> [Exercise instructions] Write out the whole listing exactly as it stands.

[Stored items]
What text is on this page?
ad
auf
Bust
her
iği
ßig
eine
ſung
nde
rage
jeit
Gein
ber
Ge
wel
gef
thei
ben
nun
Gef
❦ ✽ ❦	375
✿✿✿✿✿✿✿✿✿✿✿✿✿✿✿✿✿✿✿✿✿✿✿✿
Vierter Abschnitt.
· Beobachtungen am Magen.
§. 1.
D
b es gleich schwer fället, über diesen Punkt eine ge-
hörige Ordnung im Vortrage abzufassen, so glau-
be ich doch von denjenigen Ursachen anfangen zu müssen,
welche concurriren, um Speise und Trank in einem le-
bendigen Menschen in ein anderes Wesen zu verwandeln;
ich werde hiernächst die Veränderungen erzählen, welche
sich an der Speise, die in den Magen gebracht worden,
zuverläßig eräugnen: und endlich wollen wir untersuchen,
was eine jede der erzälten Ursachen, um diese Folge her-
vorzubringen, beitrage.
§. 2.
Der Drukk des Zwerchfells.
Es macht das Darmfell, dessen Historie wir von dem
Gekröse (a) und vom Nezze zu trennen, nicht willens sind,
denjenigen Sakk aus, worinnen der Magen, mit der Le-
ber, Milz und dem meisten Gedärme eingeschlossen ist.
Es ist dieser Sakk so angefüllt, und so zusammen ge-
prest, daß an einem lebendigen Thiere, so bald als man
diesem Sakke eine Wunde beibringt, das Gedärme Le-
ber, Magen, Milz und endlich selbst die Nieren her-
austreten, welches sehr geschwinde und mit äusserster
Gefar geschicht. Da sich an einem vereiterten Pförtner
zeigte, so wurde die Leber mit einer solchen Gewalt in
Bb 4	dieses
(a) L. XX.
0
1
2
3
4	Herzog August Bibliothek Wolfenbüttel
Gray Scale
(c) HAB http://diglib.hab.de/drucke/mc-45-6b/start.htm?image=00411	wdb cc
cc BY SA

> [Exercise output]
What text is on this page?
ad
auf
Bust
her
iği
ßig
eine
ſung
nde
rage
jeit
Gein
ber
Ge
wel
gef
thei
ben
nun
Gef
❦ ✽ ❦	375
✿✿✿✿✿✿✿✿✿✿✿✿✿✿✿✿✿✿✿✿✿✿✿✿
Vierter Abschnitt.
· Beobachtungen am Magen.
§. 1.
D
b es gleich schwer fället, über diesen Punkt eine ge-
hörige Ordnung im Vortrage abzufassen, so glau-
be ich doch von denjenigen Ursachen anfangen zu müssen,
welche concurriren, um Speise und Trank in einem le-
bendigen Menschen in ein anderes Wesen zu verwandeln;
ich werde hiernächst die Veränderungen erzählen, welche
sich an der Speise, die in den Magen gebracht worden,
zuverläßig eräugnen: und endlich wollen wir untersuchen,
was eine jede der erzälten Ursachen, um diese Folge her-
vorzubringen, beitrage.
§. 2.
Der Drukk des Zwerchfells.
Es macht das Darmfell, dessen Historie wir von dem
Gekröse (a) und vom Nezze zu trennen, nicht willens sind,
denjenigen Sakk aus, worinnen der Magen, mit der Le-
ber, Milz und dem meisten Gedärme eingeschlossen ist.
Es ist dieser Sakk so angefüllt, und so zusammen ge-
prest, daß an einem lebendigen Thiere, so bald als man
diesem Sakke eine Wunde beibringt, das Gedärme Le-
ber, Magen, Milz und endlich selbst die Nieren her-
austreten, welches sehr geschwinde und mit äusserster
Gefar geschicht. Da sich an einem vereiterten Pförtner
zeigte, so wurde die Leber mit einer solchen Gewalt in
Bb 4	dieses
(a) L. XX.
0
1
2
3
4	Herzog August Bibliothek Wolfenbüttel
Gray Scale
(c) HAB http://diglib.hab.de/drucke/mc-45-6b/start.htm?image=00411	wdb cc
cc BY SA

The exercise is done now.